The researchers suggest that this apparently innate hesitation may be an evolutionarily acquired behavior that helps infants avoid a common danger.
Below, I've adapted the experiments used in the study so that you can perform it on your own baby.
Age range: 8 to 18 months
Research area: Cognitive development
Seat your baby in a high chair or have him sit on an adult's lap, and present him with a small potted plant. (Basil and parsley plants were used in the original experiment). Use a stopwatch to track how long it takes before he touches the plant.
Next, present him with a familiar object, such as a small lamp or a wooden spoon, and again measure the time to first touch.
Finally, if you have a medium- or large-sized seashell available, present it to him and again measure the time to first touch.
Your baby will take longer to touch the plant than the other objects.

-------------------------

Jobs:
1. Summarize the infant plant-touching experiment in two sentences.
2. Carry on the infant plant-touching experiment from its last sentence.

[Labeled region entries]
-------------------------

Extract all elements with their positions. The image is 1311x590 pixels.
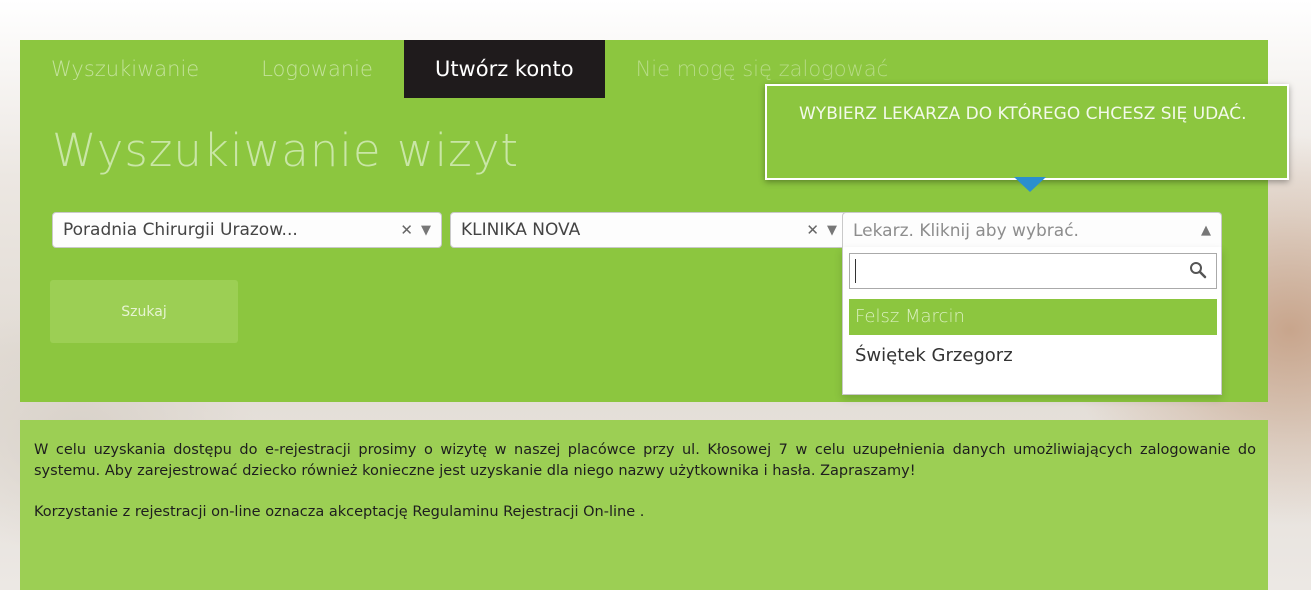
nav-item-create-account[interactable]: Utwórz konto [403,40,605,98]
doctor-option[interactable]: Felsz Marcin [849,299,1217,335]
clinic-select[interactable]: Poradnia Chirurgii Urazow... ✕ ▼ [52,212,442,248]
facility-select[interactable]: KLINIKA NOVA ✕ ▼ [450,212,848,248]
close-icon[interactable]: ✕ [806,221,819,239]
text-caret [855,259,856,283]
doctor-select-placeholder: Lekarz. Kliknij aby wybrać. [853,220,1079,241]
search-icon [1190,262,1207,279]
search-button[interactable]: Szukaj [50,280,238,343]
facility-select-value: KLINIKA NOVA [461,220,581,240]
close-icon[interactable]: ✕ [400,221,413,239]
hint-tooltip: WYBIERZ LEKARZA DO KTÓREGO CHCESZ SIĘ UD… [765,84,1289,180]
doctor-dropdown: Felsz Marcin Świętek Grzegorz [842,247,1222,395]
terms-paragraph: Korzystanie z rejestracji on-line oznacz… [34,504,645,520]
chevron-up-icon[interactable]: ▲ [1201,223,1211,238]
doctor-option[interactable]: Świętek Grzegorz [849,338,1217,374]
chevron-down-icon[interactable]: ▼ [421,223,431,238]
info-panel: W celu uzyskania dostępu do e-rejestracj… [20,420,1268,590]
info-paragraph: W celu uzyskania dostępu do e-rejestracj… [34,442,1256,479]
doctor-search-input[interactable] [849,253,1217,289]
chevron-down-icon[interactable]: ▼ [827,223,837,238]
tooltip-arrow [1014,177,1046,192]
clinic-select-value: Poradnia Chirurgii Urazow... [63,220,298,240]
nav-item-logowanie[interactable]: Logowanie [230,40,404,98]
page-title: Wyszukiwanie wizyt [52,124,520,177]
nav-item-wyszukiwanie[interactable]: Wyszukiwanie [20,40,230,98]
doctor-select[interactable]: Lekarz. Kliknij aby wybrać. ▲ [842,212,1222,248]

-------------------------

Final results:
1. Researchers suggest that an apparently innate hesitation in infants may be an evolutionarily acquired behavior that helps them avoid a common danger, and the study's experiments are adapted here so they can be done at home with a baby aged 8 to 18 months. The baby is shown a small potted plant, then a familiar object such as a small lamp or wooden spoon, and then, if one is available, a medium- or large-sized seashell, with the time to first touch measured each time, and the baby will take longer to touch the plant than the other objects.

2.
In the original experiments, babies between 8 and 18 months were presented with real plants, artificial plants, novel objects that were structurally similar to plants, seashells, and familiar objects such as a lamp and a spoon.
On average, babies hesitated for more than nine seconds before they touched the real or artificial plants, but they were willing to touch the other types of objects sooner. For instance, they waited only three seconds to touch the seashells, four seconds to touch the familiar objects, and about five seconds to touch the novel objects.
This hesitation about touching plants appears to be very widespread among infants. Indeed, more than 95 percent of the infants tested took longer to touch the plants than the novel objects.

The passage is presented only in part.